### DATA
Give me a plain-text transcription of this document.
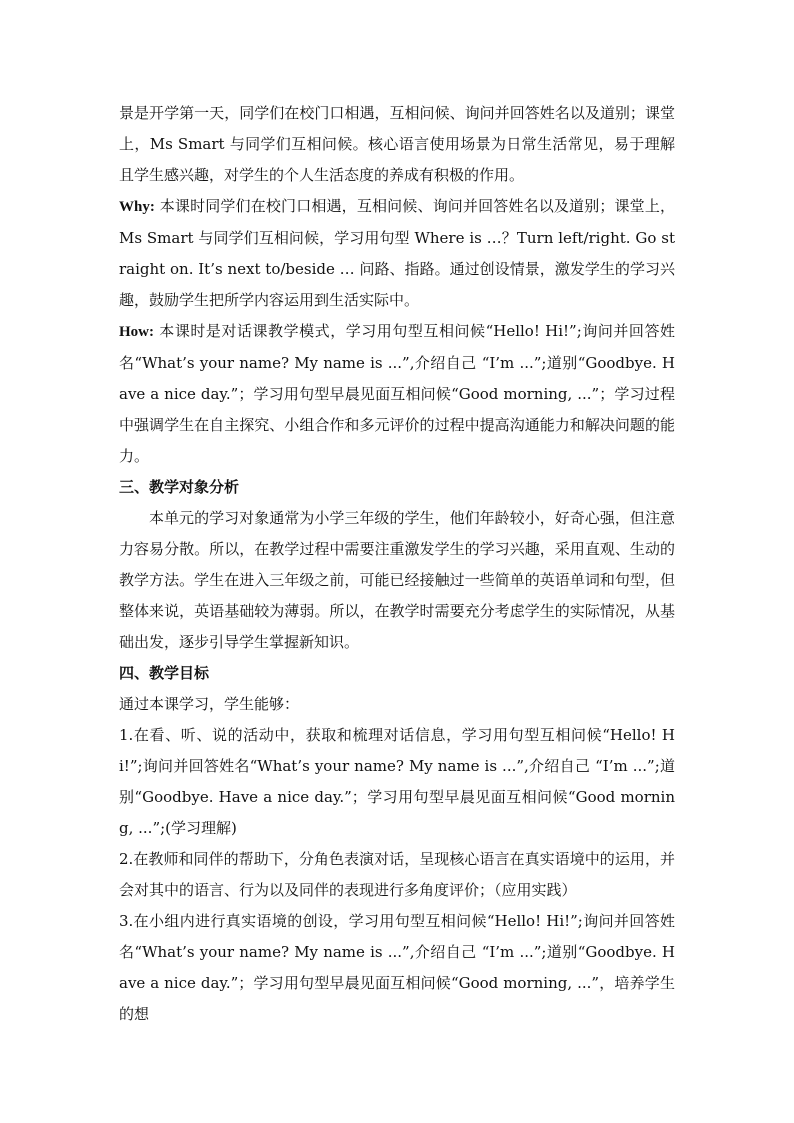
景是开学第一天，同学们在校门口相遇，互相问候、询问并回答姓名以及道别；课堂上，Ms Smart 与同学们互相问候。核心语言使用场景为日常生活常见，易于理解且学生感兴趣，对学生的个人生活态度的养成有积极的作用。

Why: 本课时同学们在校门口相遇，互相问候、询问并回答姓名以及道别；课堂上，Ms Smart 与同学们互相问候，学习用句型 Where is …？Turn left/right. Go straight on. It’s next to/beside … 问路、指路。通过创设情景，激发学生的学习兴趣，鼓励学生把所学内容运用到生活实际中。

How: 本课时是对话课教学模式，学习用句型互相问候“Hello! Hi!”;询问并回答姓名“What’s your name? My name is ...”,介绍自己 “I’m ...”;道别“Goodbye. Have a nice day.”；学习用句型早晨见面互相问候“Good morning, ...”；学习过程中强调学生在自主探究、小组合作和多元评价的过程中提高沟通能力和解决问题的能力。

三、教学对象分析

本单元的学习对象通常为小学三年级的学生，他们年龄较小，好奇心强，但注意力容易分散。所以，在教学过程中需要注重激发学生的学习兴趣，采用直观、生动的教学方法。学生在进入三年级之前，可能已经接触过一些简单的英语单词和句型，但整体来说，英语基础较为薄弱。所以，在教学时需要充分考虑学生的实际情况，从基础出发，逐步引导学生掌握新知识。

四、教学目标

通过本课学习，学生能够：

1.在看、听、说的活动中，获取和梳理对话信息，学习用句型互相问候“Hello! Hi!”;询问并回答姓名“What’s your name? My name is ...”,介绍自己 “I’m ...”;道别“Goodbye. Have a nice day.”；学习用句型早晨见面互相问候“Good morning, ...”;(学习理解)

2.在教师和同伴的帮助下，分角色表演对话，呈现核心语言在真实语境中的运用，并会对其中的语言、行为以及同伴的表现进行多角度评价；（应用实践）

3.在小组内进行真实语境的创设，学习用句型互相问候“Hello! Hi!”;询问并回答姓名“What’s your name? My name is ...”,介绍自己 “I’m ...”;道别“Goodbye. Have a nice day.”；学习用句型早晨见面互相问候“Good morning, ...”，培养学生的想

==

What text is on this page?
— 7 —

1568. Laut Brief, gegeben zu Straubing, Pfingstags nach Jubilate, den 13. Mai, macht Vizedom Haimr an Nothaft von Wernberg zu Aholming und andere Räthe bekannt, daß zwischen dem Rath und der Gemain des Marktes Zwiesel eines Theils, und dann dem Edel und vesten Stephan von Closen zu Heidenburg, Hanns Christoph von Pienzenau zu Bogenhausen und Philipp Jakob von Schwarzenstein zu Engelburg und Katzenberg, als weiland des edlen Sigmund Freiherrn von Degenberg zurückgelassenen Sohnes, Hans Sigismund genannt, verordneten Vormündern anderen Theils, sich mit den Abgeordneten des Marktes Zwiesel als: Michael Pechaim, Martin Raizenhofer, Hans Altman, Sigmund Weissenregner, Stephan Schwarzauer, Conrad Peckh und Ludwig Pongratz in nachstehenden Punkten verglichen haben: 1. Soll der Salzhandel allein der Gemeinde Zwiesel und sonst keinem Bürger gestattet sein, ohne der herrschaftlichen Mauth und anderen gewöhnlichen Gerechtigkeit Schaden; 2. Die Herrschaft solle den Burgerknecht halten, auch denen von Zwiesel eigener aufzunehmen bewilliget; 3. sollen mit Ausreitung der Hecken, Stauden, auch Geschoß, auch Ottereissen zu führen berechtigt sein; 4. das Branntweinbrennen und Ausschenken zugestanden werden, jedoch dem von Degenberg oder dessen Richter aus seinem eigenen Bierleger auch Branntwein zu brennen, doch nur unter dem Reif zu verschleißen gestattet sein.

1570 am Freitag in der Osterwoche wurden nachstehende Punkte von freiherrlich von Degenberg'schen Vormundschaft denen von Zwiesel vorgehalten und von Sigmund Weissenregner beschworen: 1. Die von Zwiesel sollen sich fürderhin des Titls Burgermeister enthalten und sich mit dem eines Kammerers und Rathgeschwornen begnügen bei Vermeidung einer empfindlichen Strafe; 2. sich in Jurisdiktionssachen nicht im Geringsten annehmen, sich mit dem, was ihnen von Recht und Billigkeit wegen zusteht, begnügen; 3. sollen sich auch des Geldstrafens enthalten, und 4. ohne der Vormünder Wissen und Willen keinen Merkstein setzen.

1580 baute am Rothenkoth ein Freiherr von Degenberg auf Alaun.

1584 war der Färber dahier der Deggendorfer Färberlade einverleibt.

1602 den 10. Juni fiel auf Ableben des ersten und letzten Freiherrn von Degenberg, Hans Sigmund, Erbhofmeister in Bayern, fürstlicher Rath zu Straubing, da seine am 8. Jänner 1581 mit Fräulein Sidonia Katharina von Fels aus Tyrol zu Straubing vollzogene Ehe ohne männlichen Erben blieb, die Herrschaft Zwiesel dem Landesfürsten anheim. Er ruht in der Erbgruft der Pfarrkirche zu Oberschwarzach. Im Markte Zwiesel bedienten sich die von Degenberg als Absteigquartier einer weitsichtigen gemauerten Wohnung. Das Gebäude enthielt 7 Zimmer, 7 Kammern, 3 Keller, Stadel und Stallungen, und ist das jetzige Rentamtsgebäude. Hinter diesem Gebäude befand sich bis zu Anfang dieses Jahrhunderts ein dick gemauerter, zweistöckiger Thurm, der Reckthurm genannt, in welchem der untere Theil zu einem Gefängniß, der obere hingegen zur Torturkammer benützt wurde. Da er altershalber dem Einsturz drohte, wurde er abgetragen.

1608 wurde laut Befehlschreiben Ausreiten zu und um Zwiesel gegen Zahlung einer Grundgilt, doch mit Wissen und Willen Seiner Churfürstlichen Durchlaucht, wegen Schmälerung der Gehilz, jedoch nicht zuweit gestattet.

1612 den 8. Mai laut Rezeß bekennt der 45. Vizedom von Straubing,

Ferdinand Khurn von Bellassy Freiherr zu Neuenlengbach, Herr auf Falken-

### SET PROBLEM
Return each line that includes "this".

### FINAL RESULT
Give me a plain-text transcription of this document.
What text is on this page?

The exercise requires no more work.